Problem details –
In your copy, leave out the pictures; write out all the data exactly.

**** Records provided ****

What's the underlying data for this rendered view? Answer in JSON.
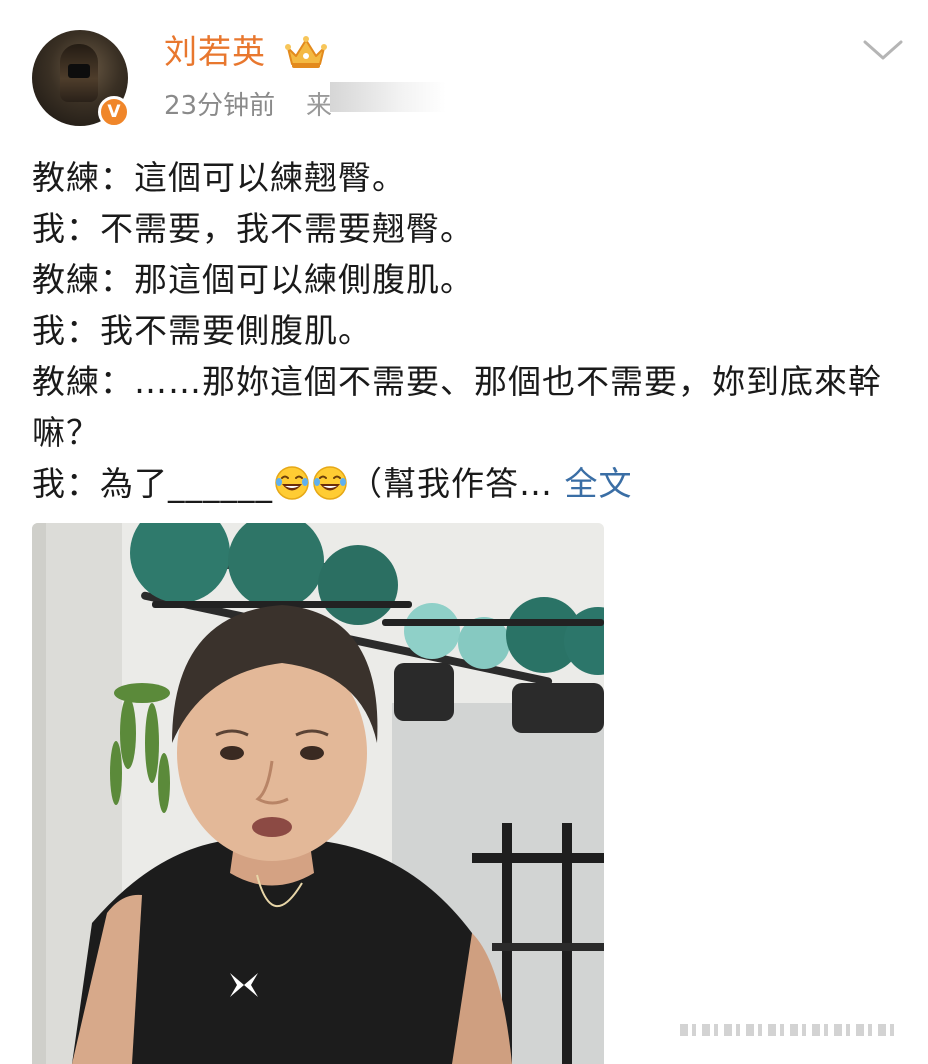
{
  "post": {
    "author": {
      "name": "刘若英",
      "verified_badge": "V",
      "badge_icon": "crown-icon",
      "avatar_icon": "avatar-photo"
    },
    "timestamp": "23分钟前",
    "source_fragment": "来",
    "menu_icon": "chevron-down-icon",
    "lines": [
      "教練：這個可以練翹臀。",
      "我：不需要，我不需要翹臀。",
      "教練：那這個可以練側腹肌。",
      "我：我不需要側腹肌。",
      "教練：……那妳這個不需要、那個也不需要，妳到底來幹嘛？"
    ],
    "last_line": {
      "prefix": "我：為了______",
      "emoji_icon": "laughing-tears-emoji",
      "suffix": "（幫我作答…",
      "full_text_link": "全文"
    },
    "photo_icon": "post-photo"
  },
  "colors": {
    "username": "#e8772e",
    "verified": "#f0862a",
    "link": "#3a6ea5",
    "muted": "#8a8a8a",
    "body_text": "#1a1a1a"
  }
}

****

The completed task –
What's the underlying data for this rendered view? Answer in JSON.
{
  "post": {
    "author": {
      "name": "刘若英",
      "verified_badge": "V",
      "badge_icon": "crown-icon",
      "avatar_icon": "avatar-photo"
    },
    "timestamp": "23分钟前",
    "source_fragment": "来",
    "menu_icon": "chevron-down-icon",
    "lines": [
      "教練：這個可以練翹臀。",
      "我：不需要，我不需要翹臀。",
      "教練：那這個可以練側腹肌。",
      "我：我不需要側腹肌。",
      "教練：……那妳這個不需要、那個也不需要，妳到底來幹嘛？"
    ],
    "last_line": {
      "prefix": "我：為了______",
      "emoji_icon": "laughing-tears-emoji",
      "suffix": "（幫我作答…",
      "full_text_link": "全文"
    },
    "photo_icon": "post-photo"
  },
  "colors": {
    "username": "#e8772e",
    "verified": "#f0862a",
    "link": "#3a6ea5",
    "muted": "#8a8a8a",
    "body_text": "#1a1a1a"
  }
}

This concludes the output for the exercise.